## What is needed
Exclude the pictures; give every entry again exactly as written.

## Listing
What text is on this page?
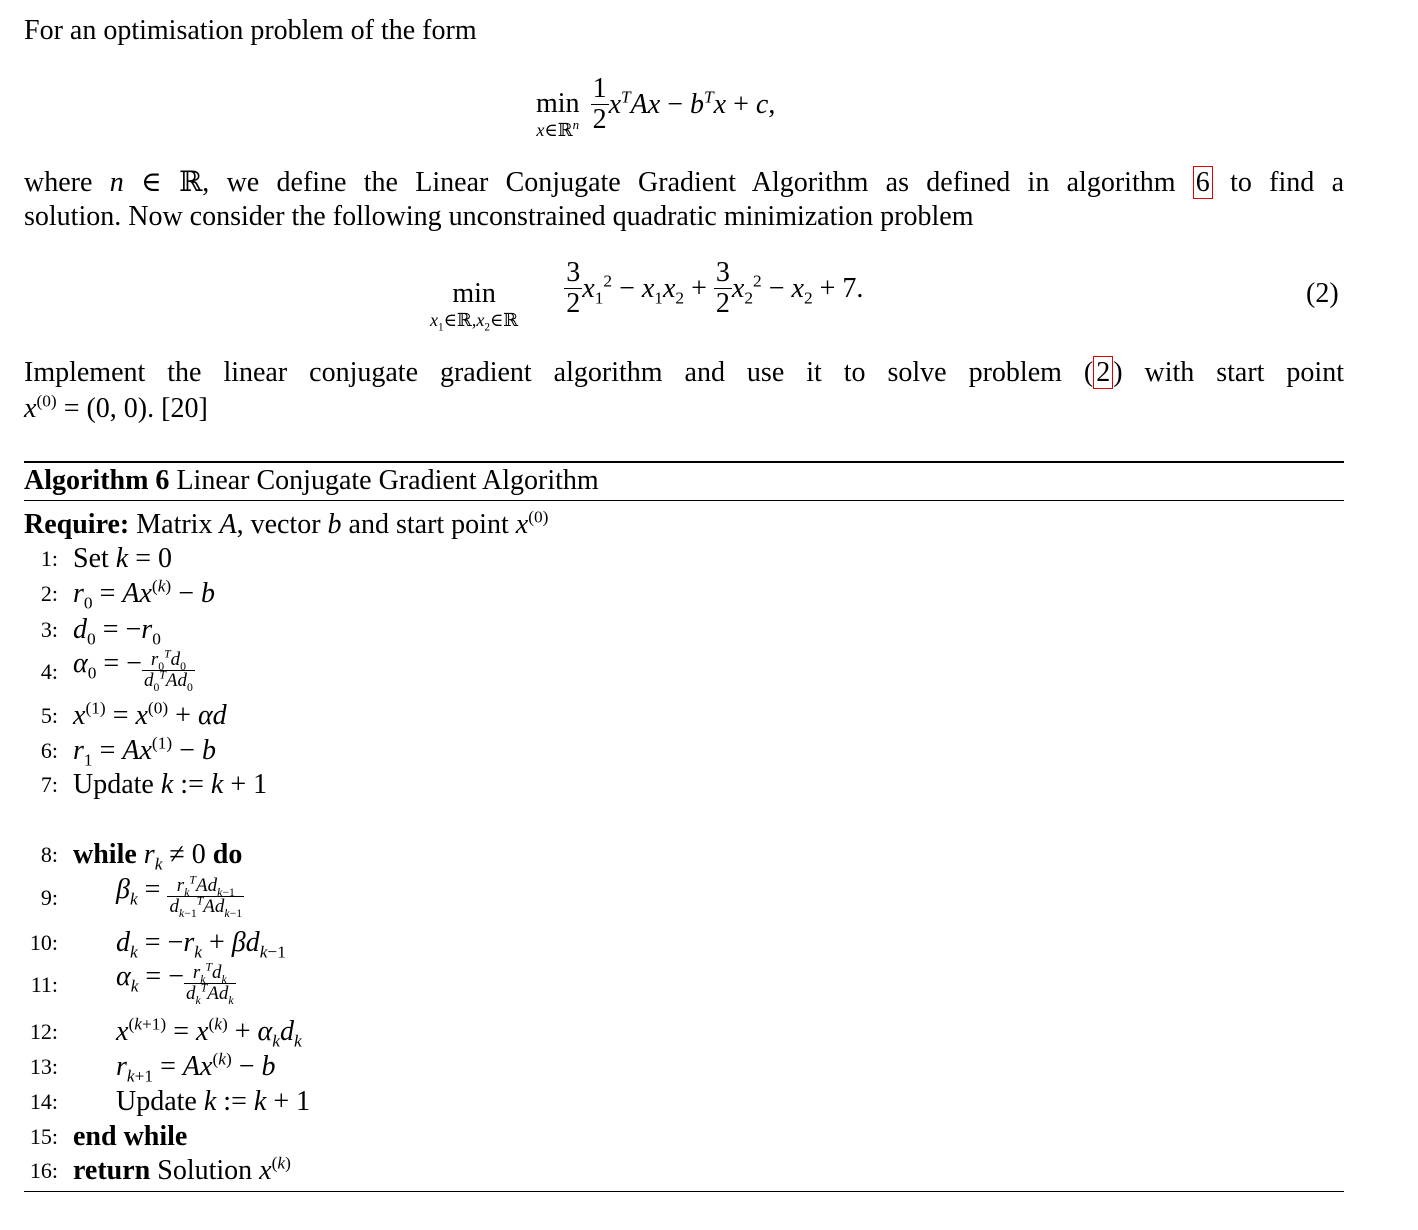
For an optimisation problem of the form
min
x∈ℝ$^n$
$\frac{1}{2} x^TAx - b^Tx + c$,
where n ∈ ℝ, we define the Linear Conjugate Gradient Algorithm as defined in algorithm 6 to find a
solution. Now consider the following unconstrained quadratic minimization problem
min
$x_1\in ℝ,x_2\in ℝ$

$\frac{3}{2} x_1^2 - x_1x_2 + \frac{3}{2} x_2^2 - x_2 + 7$.	(2)
Implement the linear conjugate gradient algorithm and use it to solve problem ( 2 ) with start point
$x^{(0)} = (0$, 0). [20]
Algorithm 6 Linear Conjugate Gradient Algorithm
Require: Matrix A, vector b and start point $x^{(0)}$
1:
2:
3:
4:
5:
6:
7:
8:
9:
10:
11:
12:
13:
14:
15:
16:
Set k = 0
$r_0 = Ax^{(k)} - b$
$d_0 = -r_0$
$\alpha_0$ = − $\frac{r_0^Td_0}{d_0^TAd_0}$
$x^{(1)} = x^{(0)} + \alpha d$
$r_1 = Ax^{(1)} - b$
Update k := k + 1
while $r_k \ne 0$ do
$\beta_k = \frac{r_k^TAd_{k-1}}{d_{k-1}^TAd_{k-1}}$
$d_k = -r_k + \beta d_{k-1}$
$\alpha_k$ = − $\frac{r_k^Td_k}{d_k^TAd_k}$
$x^{(k+1)} = x^{(k)} + \alpha_kd_k$
$r_{k+1} = Ax^{(k)} - b$
Update k := k + 1
end while
return Solution $x^{(k)}$
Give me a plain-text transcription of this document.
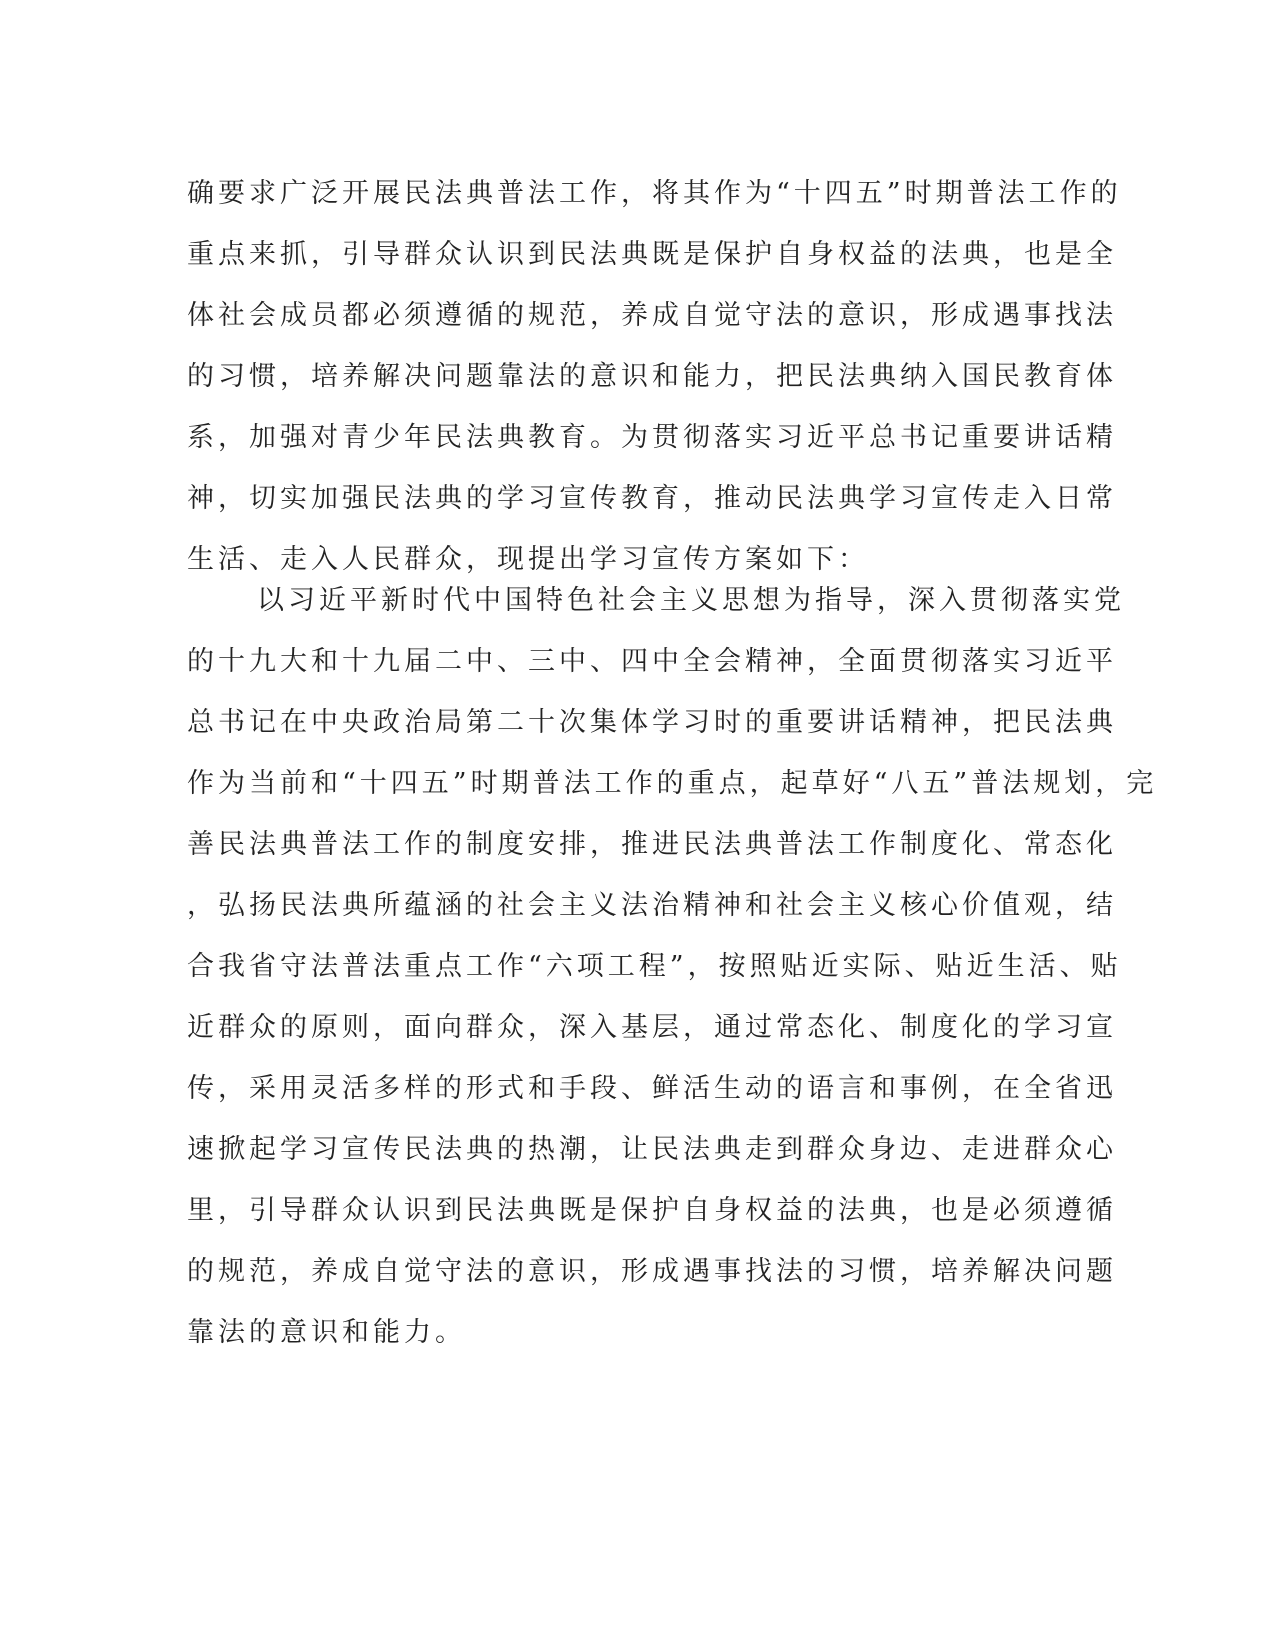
确要求广泛开展民法典普法工作，将其作为“十四五”时期普法工作的
重点来抓，引导群众认识到民法典既是保护自身权益的法典，也是全
体社会成员都必须遵循的规范，养成自觉守法的意识，形成遇事找法
的习惯，培养解决问题靠法的意识和能力，把民法典纳入国民教育体
系，加强对青少年民法典教育。为贯彻落实习近平总书记重要讲话精
神，切实加强民法典的学习宣传教育，推动民法典学习宣传走入日常
生活、走入人民群众，现提出学习宣传方案如下：
以习近平新时代中国特色社会主义思想为指导，深入贯彻落实党
的十九大和十九届二中、三中、四中全会精神，全面贯彻落实习近平
总书记在中央政治局第二十次集体学习时的重要讲话精神，把民法典
作为当前和“十四五”时期普法工作的重点，起草好“八五”普法规划，完
善民法典普法工作的制度安排，推进民法典普法工作制度化、常态化
，弘扬民法典所蕴涵的社会主义法治精神和社会主义核心价值观，结
合我省守法普法重点工作“六项工程”，按照贴近实际、贴近生活、贴
近群众的原则，面向群众，深入基层，通过常态化、制度化的学习宣
传，采用灵活多样的形式和手段、鲜活生动的语言和事例，在全省迅
速掀起学习宣传民法典的热潮，让民法典走到群众身边、走进群众心
里，引导群众认识到民法典既是保护自身权益的法典，也是必须遵循
的规范，养成自觉守法的意识，形成遇事找法的习惯，培养解决问题
靠法的意识和能力。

## Right answer
What text is on this page?
For an optimisation problem of the form
min
x∈ℝ$^n$
$\frac{1}{2} x^TAx - b^Tx + c$,
where n ∈ ℝ, we define the Linear Conjugate Gradient Algorithm as defined in algorithm 6 to find a
solution. Now consider the following unconstrained quadratic minimization problem
min
$x_1\in ℝ,x_2\in ℝ$

$\frac{3}{2} x_1^2 - x_1x_2 + \frac{3}{2} x_2^2 - x_2 + 7$.	(2)
Implement the linear conjugate gradient algorithm and use it to solve problem ( 2 ) with start point
$x^{(0)} = (0$, 0). [20]
Algorithm 6 Linear Conjugate Gradient Algorithm
Require: Matrix A, vector b and start point $x^{(0)}$
1:
2:
3:
4:
5:
6:
7:
8:
9:
10:
11:
12:
13:
14:
15:
16:
Set k = 0
$r_0 = Ax^{(k)} - b$
$d_0 = -r_0$
$\alpha_0$ = − $\frac{r_0^Td_0}{d_0^TAd_0}$
$x^{(1)} = x^{(0)} + \alpha d$
$r_1 = Ax^{(1)} - b$
Update k := k + 1
while $r_k \ne 0$ do
$\beta_k = \frac{r_k^TAd_{k-1}}{d_{k-1}^TAd_{k-1}}$
$d_k = -r_k + \beta d_{k-1}$
$\alpha_k$ = − $\frac{r_k^Td_k}{d_k^TAd_k}$
$x^{(k+1)} = x^{(k)} + \alpha_kd_k$
$r_{k+1} = Ax^{(k)} - b$
Update k := k + 1
end while
return Solution $x^{(k)}$
Give me a plain-text transcription of this document.
确要求广泛开展民法典普法工作，将其作为“十四五”时期普法工作的
重点来抓，引导群众认识到民法典既是保护自身权益的法典，也是全
体社会成员都必须遵循的规范，养成自觉守法的意识，形成遇事找法
的习惯，培养解决问题靠法的意识和能力，把民法典纳入国民教育体
系，加强对青少年民法典教育。为贯彻落实习近平总书记重要讲话精
神，切实加强民法典的学习宣传教育，推动民法典学习宣传走入日常
生活、走入人民群众，现提出学习宣传方案如下：
以习近平新时代中国特色社会主义思想为指导，深入贯彻落实党
的十九大和十九届二中、三中、四中全会精神，全面贯彻落实习近平
总书记在中央政治局第二十次集体学习时的重要讲话精神，把民法典
作为当前和“十四五”时期普法工作的重点，起草好“八五”普法规划，完
善民法典普法工作的制度安排，推进民法典普法工作制度化、常态化
，弘扬民法典所蕴涵的社会主义法治精神和社会主义核心价值观，结
合我省守法普法重点工作“六项工程”，按照贴近实际、贴近生活、贴
近群众的原则，面向群众，深入基层，通过常态化、制度化的学习宣
传，采用灵活多样的形式和手段、鲜活生动的语言和事例，在全省迅
速掀起学习宣传民法典的热潮，让民法典走到群众身边、走进群众心
里，引导群众认识到民法典既是保护自身权益的法典，也是必须遵循
的规范，养成自觉守法的意识，形成遇事找法的习惯，培养解决问题
靠法的意识和能力。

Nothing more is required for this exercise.